WHAT TO WORK ON » Reproduce each line bearing the word "call".

------ DATA PROVIDED ------

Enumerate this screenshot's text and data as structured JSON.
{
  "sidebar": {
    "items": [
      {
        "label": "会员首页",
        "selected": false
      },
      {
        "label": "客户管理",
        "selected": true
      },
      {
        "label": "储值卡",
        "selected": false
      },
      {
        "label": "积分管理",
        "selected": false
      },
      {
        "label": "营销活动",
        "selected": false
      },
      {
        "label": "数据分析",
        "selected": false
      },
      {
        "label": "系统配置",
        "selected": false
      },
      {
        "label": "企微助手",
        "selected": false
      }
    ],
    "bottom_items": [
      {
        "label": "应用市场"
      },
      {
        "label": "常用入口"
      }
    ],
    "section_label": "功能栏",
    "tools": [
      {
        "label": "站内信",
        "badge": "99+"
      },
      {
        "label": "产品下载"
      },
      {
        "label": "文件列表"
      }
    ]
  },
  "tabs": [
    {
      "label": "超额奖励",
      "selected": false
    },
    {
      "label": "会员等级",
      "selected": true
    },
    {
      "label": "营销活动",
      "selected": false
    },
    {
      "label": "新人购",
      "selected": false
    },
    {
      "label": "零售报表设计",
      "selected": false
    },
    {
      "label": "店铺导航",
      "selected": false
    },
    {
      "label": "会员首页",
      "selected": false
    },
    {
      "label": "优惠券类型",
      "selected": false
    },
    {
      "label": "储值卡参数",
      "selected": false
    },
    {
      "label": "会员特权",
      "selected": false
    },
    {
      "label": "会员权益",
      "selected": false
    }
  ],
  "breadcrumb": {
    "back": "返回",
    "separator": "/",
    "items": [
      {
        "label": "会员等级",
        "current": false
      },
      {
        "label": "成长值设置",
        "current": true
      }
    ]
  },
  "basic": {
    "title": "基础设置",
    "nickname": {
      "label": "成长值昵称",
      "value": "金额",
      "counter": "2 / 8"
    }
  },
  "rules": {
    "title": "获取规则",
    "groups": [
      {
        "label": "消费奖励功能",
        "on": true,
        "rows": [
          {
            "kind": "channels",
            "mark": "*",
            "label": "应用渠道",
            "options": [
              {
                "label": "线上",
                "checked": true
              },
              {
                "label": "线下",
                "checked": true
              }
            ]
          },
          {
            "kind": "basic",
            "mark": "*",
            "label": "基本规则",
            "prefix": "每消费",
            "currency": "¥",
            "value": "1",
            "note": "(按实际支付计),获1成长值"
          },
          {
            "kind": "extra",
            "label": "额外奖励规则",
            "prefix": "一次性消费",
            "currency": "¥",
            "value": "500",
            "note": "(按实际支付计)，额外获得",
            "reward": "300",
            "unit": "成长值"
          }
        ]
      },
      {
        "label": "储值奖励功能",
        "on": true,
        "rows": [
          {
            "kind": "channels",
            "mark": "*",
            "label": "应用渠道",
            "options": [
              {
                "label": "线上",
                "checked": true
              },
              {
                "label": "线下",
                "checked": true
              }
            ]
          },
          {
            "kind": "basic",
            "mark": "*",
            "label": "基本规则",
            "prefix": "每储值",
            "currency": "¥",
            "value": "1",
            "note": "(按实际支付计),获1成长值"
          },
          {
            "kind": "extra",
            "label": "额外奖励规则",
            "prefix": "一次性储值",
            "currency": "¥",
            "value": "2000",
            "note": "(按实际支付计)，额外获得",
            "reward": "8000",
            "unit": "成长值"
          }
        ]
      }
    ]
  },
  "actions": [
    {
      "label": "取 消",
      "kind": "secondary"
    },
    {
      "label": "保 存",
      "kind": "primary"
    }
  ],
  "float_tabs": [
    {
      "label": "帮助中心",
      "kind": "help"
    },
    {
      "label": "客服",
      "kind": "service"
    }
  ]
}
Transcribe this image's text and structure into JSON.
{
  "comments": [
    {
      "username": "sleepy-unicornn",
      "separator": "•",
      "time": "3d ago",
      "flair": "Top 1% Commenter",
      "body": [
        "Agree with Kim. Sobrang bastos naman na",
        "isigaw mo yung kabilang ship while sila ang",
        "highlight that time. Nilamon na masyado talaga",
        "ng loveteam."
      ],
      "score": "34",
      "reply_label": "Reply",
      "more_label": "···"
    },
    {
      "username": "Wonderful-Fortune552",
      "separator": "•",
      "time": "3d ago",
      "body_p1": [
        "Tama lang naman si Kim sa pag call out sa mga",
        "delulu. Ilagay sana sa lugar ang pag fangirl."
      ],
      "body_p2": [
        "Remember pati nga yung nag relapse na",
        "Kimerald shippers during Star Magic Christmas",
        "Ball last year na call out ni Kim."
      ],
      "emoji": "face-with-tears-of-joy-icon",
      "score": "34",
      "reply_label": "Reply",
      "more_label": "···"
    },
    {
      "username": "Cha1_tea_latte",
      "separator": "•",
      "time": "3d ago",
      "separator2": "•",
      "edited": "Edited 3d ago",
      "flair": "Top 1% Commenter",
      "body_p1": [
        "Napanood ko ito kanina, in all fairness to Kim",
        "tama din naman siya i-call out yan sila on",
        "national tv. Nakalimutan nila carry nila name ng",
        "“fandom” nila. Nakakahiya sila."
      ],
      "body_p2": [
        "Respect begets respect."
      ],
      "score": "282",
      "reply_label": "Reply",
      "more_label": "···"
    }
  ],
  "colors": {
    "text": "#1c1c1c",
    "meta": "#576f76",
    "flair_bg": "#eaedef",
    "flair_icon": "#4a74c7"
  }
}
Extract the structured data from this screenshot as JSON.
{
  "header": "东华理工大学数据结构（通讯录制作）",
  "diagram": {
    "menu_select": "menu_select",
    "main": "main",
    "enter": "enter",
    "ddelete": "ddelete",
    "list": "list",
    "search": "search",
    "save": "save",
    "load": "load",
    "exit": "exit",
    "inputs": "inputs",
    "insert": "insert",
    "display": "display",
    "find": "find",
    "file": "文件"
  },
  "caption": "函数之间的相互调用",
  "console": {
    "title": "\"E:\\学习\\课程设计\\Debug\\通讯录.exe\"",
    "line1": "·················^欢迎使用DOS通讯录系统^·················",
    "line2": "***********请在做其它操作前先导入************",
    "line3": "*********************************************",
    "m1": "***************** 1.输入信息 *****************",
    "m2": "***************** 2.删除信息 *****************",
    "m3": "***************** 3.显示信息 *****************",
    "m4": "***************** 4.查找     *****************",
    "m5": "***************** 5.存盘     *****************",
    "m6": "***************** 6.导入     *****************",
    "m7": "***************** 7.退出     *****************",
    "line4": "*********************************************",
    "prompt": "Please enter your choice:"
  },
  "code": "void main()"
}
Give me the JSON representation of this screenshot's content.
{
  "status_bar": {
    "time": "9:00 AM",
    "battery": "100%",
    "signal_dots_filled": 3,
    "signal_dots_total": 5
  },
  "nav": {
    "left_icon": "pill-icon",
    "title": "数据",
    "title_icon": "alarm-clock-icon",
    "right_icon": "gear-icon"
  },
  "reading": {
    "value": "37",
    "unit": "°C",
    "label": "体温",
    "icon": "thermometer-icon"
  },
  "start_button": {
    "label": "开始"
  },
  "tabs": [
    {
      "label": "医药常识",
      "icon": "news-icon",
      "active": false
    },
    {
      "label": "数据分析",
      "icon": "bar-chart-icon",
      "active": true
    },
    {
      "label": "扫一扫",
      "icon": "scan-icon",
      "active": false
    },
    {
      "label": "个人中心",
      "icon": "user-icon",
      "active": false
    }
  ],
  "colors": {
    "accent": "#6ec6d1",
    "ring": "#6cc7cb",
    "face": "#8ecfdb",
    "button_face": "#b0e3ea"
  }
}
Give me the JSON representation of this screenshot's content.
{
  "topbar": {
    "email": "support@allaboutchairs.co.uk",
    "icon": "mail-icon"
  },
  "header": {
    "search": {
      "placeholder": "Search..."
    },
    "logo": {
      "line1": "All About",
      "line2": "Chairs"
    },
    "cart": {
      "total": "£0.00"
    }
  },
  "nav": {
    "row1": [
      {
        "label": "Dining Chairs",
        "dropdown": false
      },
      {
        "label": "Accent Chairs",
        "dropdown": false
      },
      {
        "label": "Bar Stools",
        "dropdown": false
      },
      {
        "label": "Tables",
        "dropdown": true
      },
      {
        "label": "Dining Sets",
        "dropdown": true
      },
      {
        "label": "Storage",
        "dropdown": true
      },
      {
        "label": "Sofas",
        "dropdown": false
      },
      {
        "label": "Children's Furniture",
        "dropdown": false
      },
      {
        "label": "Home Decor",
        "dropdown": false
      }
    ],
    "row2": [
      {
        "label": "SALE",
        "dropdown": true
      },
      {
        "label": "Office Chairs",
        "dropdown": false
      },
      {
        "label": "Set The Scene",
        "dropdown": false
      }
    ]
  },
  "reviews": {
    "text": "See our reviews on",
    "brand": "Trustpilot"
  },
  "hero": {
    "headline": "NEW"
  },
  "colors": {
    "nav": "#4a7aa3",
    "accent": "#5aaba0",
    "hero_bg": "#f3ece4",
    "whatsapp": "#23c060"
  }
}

------

RESPONSE TO THE TASK »
        "Tama lang naman si Kim sa pag call out sa mga",
        "Ball last year na call out ni Kim."
        "tama din naman siya i-call out yan sila on",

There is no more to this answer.